## Bereitgestellter Auszug:

Mozart in Salzburg 3-5 <<<<

Die Polizei und das Fahrrad. Berlin braucht Geld.

Also.
Berlin braucht Geld. Ich muß es wiederholen.
Klar.
Deshalb nimmt es nicht Wunder, daß als allererste Maßnahme Fahrradrazzien ausgerufen werden. Das macht man so in dieser Stadt. Schon, als die Geliebte und ich den Jungen zur Schule brachten, sahen wir eine Art Miniatur-Aufmärsche von Schutzpolizisten sich beidseits der Schönhauser/Ecke Eberswalder seitlich der Fahrradwege postieren. Auf der Rückfahrt von der Schule war es unterdessen hell geworden, ich hatte meine batteriebetriebene Leuchtanlage abgesteckt und radelte nun frohgemut Richtung Kinderwohnung. Hinterm Übergang Danziger werd ich gestoppt, fünf Polizisten in Gruppe, es nieselt, ich denk mir: so richtig Lust haben die auch nicht, also hell die mal stimmungsmäßig etwas auf.
Es entspinnt sich folgender Dialog (und denken Sie sich bitte die Geräusche des morgendlichen Stoßverkehrs an einer großen Dreierkreuzung mit hochgeführter U-Bahn und mehreren passierenden Trams dazu):
„Ah, guten Morgen. Das hab ich mir schon gedacht, daß Sie mich anhalten werden.“ Ich lächle.

## Aufgaben:
1. Gib den Abschnitt der Glosse über die Fahrradrazzia wieder, der mit den Worten "Berlin braucht Geld. Ich" beginnt und mit "stimmungsmäßig etwas auf." endet, und setze dabei "Radkontrollen" an die Stelle von "Fahrradrazzien".
2. Warum ist es laut der Glosse über die Fahrradrazzia nicht verwunderlich, dass als allererste Maßnahme Fahrradrazzien ausgerufen werden?
3. Führe die Glosse über die Fahrradrazzia im Anschluss an ihren letzten Satz weiter.

## Verfügbare Daten:
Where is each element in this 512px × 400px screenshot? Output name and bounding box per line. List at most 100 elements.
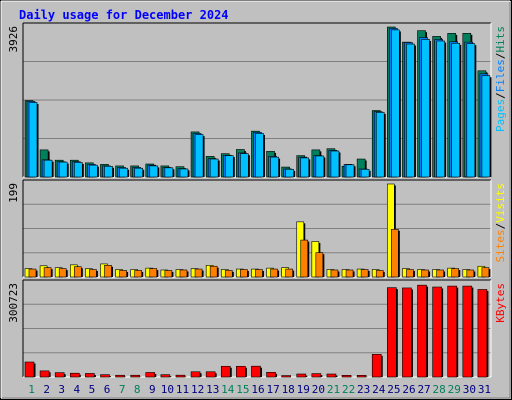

## Ergebnisse je Aufgabe:
1.
Berlin braucht Geld. Ich muß es wiederholen.
Klar.
Deshalb nimmt es nicht Wunder, daß als allererste Maßnahme Radkontrollen ausgerufen werden. Das macht man so in dieser Stadt. Schon, als die Geliebte und ich den Jungen zur Schule brachten, sahen wir eine Art Miniatur-Aufmärsche von Schutzpolizisten sich beidseits der Schönhauser/Ecke Eberswalder seitlich der Fahrradwege postieren. Auf der Rückfahrt von der Schule war es unterdessen hell geworden, ich hatte meine batteriebetriebene Leuchtanlage abgesteckt und radelte nun frohgemut Richtung Kinderwohnung. Hinterm Übergang Danziger werd ich gestoppt, fünf Polizisten in Gruppe, es nieselt, ich denk mir: so richtig Lust haben die auch nicht, also hell die mal stimmungsmäßig etwas auf.

2. Weil Berlin Geld braucht. Deshalb werden als allererste Maßnahme Fahrradrazzien ausgerufen.

3.
„Wie: Sie haben sich das gedacht? Wieso haben Sie sich das gedacht?“
„Ich hab meinen Jungen zur Schule gebracht, da sah ich Sie schon stehen mit Ihren Kellen und so strahlend weiß in dem Anti-Regen-Plastik. Also bin ich extra hierlang zurückgefahren. Ich wollt mal sehen, ob ich richtig kombiniert habe.“
Er, irritiert: „Und Sie wissen, weshalb wir Sie anhalten?“
„Aber klar. Sie wollen meine Lichtanlage kontrollieren.“
„Und wo ist die?“
„In meiner Manteltasche. Fein, daß ich sie endlich mal zeigen darf.“(„Ich fahr sonst lieber o h n e Licht“ zu sagen, erspar ich mir, obwohl’s ganz vorn auf der Zunge liegt; aber es stimmte nicht und wäre ein rein rhetorischer Spaß gewesen.)
„Aber Sie müssen eine Dynamo-Anlage haben, das wissen Sie.“
„Nö, weiß ich nicht. Ich hab doch eine andere, sehr viel hellere.“
„Das ist egal. Die Dynamo-Anlage ist Vorschrift.“
Damit war der Absurdität jede Pforte geöffnet.
„Aber man sieht mich mit der anderen Anlage viel besser.“
„Darauf kommt es nicht an. Es kommt darauf an, daß Sie die Vorschriften befolgen.“
„Aber die Vorschriften sind dazu da, daß man gesehen wird und niemanden gefährdet.“
„Es ist egal, wozu die Vorschriften s i n d. Wichtig ist, daß sie eingehalten werden.“
„Das ist mir nicht nachvollziehbar.“
„Auch darauf kommt es nicht an. H a b e n Sie eine Dynamo-Anlage? Ah ja, Sie haben eine.“
„Schon, aber sie funktioniert nicht. Deshalb hab ich ja die a n d e r e Lichtanlage.“
„Die ist nur genehmigt für den Fall, daß die Dynamo-Anlage ausfällt.“
„Na eben, sie i s t ja ausgefallen. Wollen Sie mal sehen…ähm… n i c h t sehen?“
Immerhin bleibt der Mann genau so freundlich wie ich selbst es bleibe. Alles ist ein morgendlicher pas à deux im Herbstgeniesel. Der Mann hat schlechte Zähne, seh ich, und folgere: Unterschicht, seit dreißig Jahren schiebt der arme Kerl Dienst auf der Straße, also b l e i b e gut zu ihm.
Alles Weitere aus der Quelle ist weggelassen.